DIRECTION 1
In the passage on the Rugby Union Players' Association, duplicate the stretch from "As soon as a" through "team (the Wallabies)".
DIRECTION 2
According to the passage on the Rugby Union Players' Association, where is RUPA's head office located?

━━━━━ PASSAGE ━━━━━

The Rugby Union Players' Association (RUPA) is the representative body for professional rugby union players in Australia. It was formed in October 1995 in response to the professionalism of rugby.

As soon as a player signs a Rugby contract in Australia they are offered the chance to become a RUPA member regardless of nationality. , all of Australia's professional and semi-professional Rugby players were RUPA members, including male and female professionals across Rugby Sevens and 15-a-side Rugby, totalling approximately 400 players.

RUPA also provides support services for all past (retired) professional Rugby players.

Members
Its members comprise the following:
 Players on the Australia national rugby union team (the Wallabies)
 Players for the country's five Super Rugby and Super W sides: the NSW Waratahs, Queensland Reds, Brumbies, Western Force and the Melbourne Rebels
 Players from Australia's Men's and Women's Rugby Sevens squads
 Players from the Buildcorp National Rugby Championship (NRC)
 All past professional players in Australia since 1996

History
In August 1995, the ARU, NSWRU, QRU and the ACTRU agreed to support the establishment of a players’ association and to loan it $10,000.00 for set up costs and to allow it distribute television revenue. The RUPA was established and the following month, an initial steering committee made of Tony Dempsey, Ewen McKenzie, George Gregan, Damien Smith, Mark Harthill, Tim Kava, Rod McCall and Rod Kafer was formed with Dempsey being elected president in December 1995.

Dempsey remained as president until the end of 2009 when he resigned and was replaced by Omar Hassanein as acting chief. Greg Harris was appointed as chief executive officer (CEO) of RUPA in 2010, and upon his departure in February 2015 Ross Xenos was appointed in his place.

Executive 
RUPA has a thirteen-person Executive, currently led by President Benn Robinson and chairman Bruce Hodgkinson SC.

Full RUPA board as of 11 February 2016:
 Benn Robinson (President)
 Bruce Hodgksinon SC (Chairman) Head of Denman Chambers
 Ross Xenos (chief executive officer & Director)
 Matt Hodgson (Western Force Player Director)
 James Slipper (Reds' Player Director)
 Stephen Moore (Brumbies Player Director)
 Bernard Foley (Waratahs Player Director)
 Mike Harris (Rebels Player Director)
 Ed Jenkins (Rugby Sevens Director (M))
 Gemma Etheridge (Rugby Sevens Director (F))
 Adam Wallace-Harrison (Co-Opted Director)
 Shannon Parry (Co-Opted Director)
 Sally Fielke (Co-Opted Director) GM, Corporate Affairs at Sydney Airport

Staff 
RUPA's head office is based in Camperdown, Sydney, New South Wales. , working out of the head office are: Ross Xenos (chief executive officer), Rosemary Towner (general manager, Player Development), Toby Duncan (general manager, Player Services & Operations), Adrian Turner (Legal Counsel), Patrick Phibbs (Player Welfare Manager) and Pete Fairbairn (Communications Manager).

━━━━━ MATERIAL PROVIDED ━━━━━

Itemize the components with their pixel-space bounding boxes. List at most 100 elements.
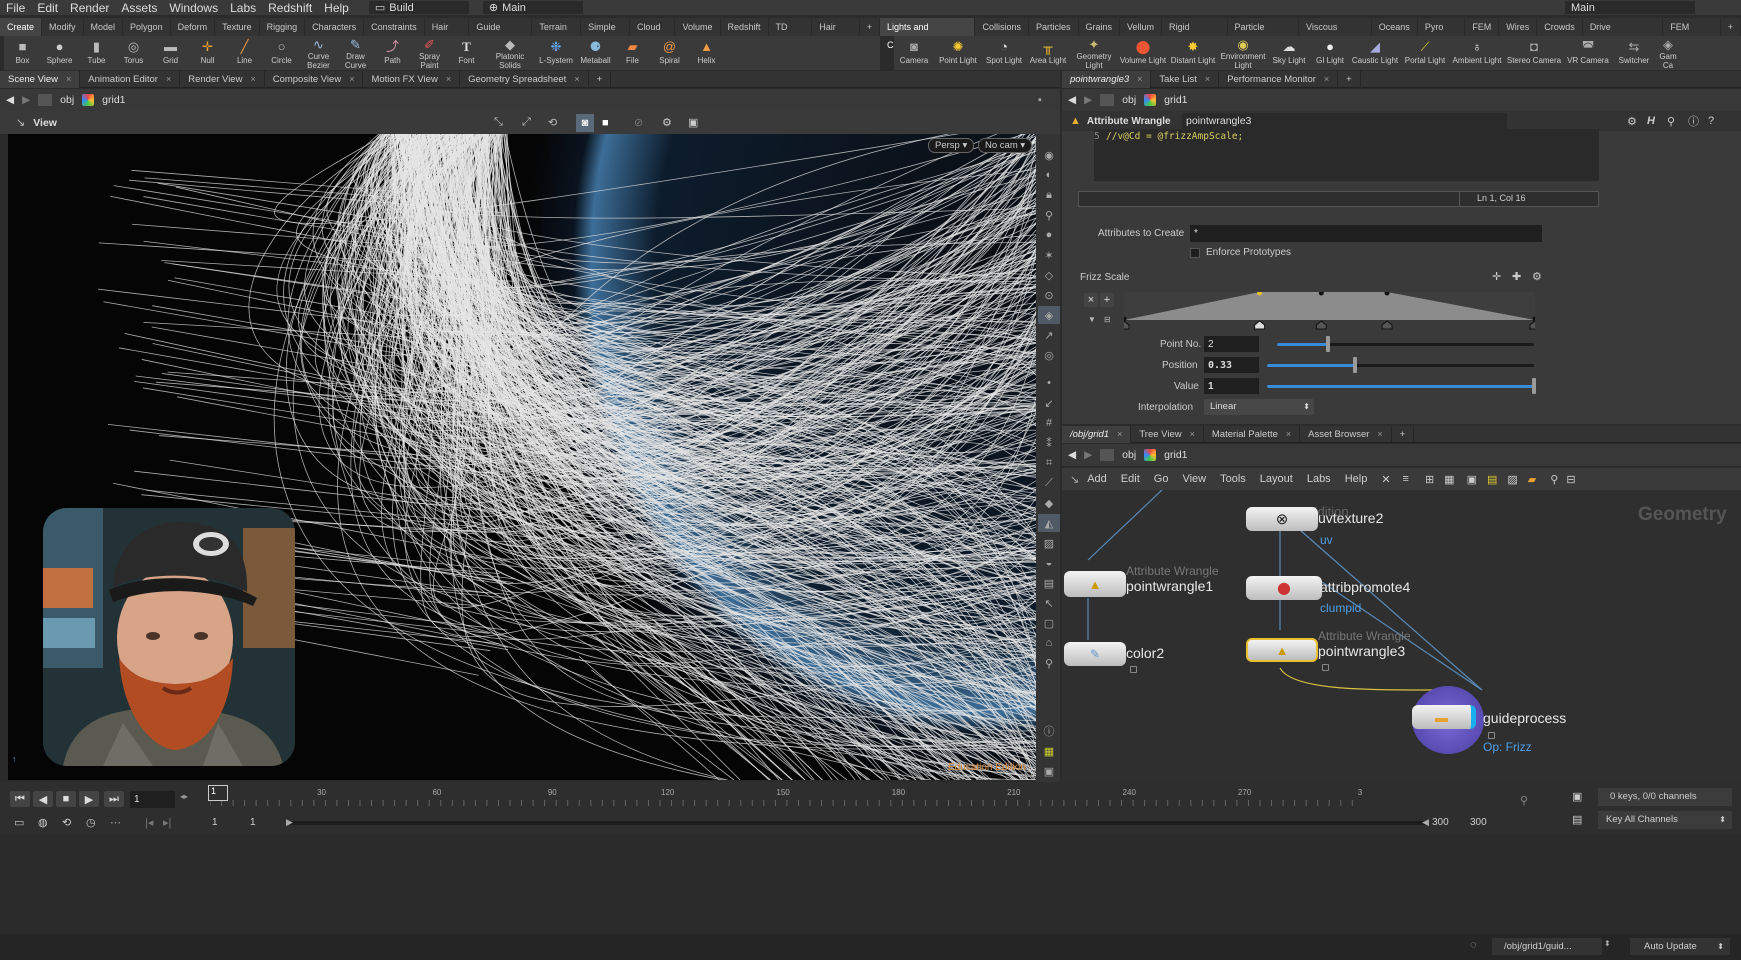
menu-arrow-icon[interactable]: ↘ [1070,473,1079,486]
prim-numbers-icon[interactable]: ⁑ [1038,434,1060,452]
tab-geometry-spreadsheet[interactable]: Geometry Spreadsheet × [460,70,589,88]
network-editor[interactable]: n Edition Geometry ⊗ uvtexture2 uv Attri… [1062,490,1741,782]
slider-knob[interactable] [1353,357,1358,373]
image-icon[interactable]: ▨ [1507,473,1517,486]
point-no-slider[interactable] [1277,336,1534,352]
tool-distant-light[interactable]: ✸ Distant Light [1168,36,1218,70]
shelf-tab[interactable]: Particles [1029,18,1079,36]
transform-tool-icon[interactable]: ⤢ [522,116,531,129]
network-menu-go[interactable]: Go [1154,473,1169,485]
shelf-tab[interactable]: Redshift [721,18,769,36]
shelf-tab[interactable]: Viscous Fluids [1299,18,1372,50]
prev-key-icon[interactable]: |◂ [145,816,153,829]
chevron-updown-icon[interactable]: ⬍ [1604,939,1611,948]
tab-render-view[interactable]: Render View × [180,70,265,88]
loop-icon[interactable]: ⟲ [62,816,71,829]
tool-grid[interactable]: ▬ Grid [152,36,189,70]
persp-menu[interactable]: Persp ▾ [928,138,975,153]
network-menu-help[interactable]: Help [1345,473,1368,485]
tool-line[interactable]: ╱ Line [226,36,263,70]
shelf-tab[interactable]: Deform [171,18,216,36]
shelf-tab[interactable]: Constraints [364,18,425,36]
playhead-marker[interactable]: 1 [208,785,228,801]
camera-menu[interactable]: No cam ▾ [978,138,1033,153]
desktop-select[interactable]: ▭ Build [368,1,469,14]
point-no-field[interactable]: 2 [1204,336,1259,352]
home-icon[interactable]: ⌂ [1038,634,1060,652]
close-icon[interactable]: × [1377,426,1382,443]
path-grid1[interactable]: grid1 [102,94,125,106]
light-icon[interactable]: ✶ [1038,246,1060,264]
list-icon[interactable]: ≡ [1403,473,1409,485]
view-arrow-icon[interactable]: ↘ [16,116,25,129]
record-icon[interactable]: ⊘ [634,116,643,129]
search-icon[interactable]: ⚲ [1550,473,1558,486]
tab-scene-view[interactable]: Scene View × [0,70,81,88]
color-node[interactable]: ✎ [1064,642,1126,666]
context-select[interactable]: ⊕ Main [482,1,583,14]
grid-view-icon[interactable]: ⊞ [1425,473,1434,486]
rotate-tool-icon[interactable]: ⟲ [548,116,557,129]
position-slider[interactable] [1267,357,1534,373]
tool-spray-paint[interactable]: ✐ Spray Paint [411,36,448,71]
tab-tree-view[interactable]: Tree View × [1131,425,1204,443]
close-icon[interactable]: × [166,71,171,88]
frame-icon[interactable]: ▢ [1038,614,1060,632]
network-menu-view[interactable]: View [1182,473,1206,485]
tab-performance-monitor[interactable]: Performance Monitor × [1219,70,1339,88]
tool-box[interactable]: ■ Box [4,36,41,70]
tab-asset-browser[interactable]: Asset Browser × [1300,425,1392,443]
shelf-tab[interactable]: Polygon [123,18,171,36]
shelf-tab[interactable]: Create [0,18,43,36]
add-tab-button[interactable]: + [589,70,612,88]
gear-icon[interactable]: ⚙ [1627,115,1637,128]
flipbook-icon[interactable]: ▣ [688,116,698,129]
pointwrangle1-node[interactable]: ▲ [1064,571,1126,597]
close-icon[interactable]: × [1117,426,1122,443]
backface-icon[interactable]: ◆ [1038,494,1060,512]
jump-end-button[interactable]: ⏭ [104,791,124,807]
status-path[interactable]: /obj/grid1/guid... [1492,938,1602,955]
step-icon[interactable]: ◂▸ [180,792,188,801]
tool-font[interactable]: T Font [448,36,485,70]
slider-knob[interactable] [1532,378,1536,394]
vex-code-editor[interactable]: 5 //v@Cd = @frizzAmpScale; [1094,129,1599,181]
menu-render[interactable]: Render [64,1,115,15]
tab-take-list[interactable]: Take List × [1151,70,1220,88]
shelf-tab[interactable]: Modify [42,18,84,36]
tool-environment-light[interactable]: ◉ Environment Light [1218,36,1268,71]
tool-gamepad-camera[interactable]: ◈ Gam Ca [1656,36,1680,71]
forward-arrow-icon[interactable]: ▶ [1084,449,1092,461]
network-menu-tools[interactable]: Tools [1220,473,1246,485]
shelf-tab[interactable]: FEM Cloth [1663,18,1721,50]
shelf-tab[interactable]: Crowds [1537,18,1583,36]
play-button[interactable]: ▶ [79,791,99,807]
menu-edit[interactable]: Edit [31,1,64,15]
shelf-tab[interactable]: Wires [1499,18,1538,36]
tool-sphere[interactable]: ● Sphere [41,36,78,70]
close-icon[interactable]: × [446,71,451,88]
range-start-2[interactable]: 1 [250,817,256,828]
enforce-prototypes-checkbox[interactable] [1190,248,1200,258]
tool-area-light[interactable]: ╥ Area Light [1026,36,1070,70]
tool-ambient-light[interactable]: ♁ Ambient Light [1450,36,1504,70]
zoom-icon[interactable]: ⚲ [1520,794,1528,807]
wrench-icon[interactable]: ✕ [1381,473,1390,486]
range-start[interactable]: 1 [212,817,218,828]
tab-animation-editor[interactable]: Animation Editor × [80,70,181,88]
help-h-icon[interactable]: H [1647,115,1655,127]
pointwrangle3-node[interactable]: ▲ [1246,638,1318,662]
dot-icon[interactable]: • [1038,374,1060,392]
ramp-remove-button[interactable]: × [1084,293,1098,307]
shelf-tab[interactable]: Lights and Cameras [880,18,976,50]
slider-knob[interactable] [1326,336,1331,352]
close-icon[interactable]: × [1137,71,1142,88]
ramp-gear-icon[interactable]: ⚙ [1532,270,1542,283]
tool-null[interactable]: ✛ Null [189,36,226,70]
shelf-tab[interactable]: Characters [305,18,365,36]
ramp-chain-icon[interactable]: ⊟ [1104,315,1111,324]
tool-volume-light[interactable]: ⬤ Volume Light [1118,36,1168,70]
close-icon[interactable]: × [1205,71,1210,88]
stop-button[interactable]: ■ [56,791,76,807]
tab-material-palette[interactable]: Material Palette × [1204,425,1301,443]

━━━━━

FULL SOLUTION 1
As soon as a player signs a Rugby contract in Australia they are offered the chance to become a RUPA member regardless of nationality. , all of Australia's professional and semi-professional Rugby players were RUPA members, including male and female professionals across Rugby Sevens and 15-a-side Rugby, totalling approximately 400 players.

RUPA also provides support services for all past (retired) professional Rugby players.

Members
Its members comprise the following:
 Players on the Australia national rugby union team (the Wallabies)

FULL SOLUTION 2
Camperdown, Sydney, New South Wales.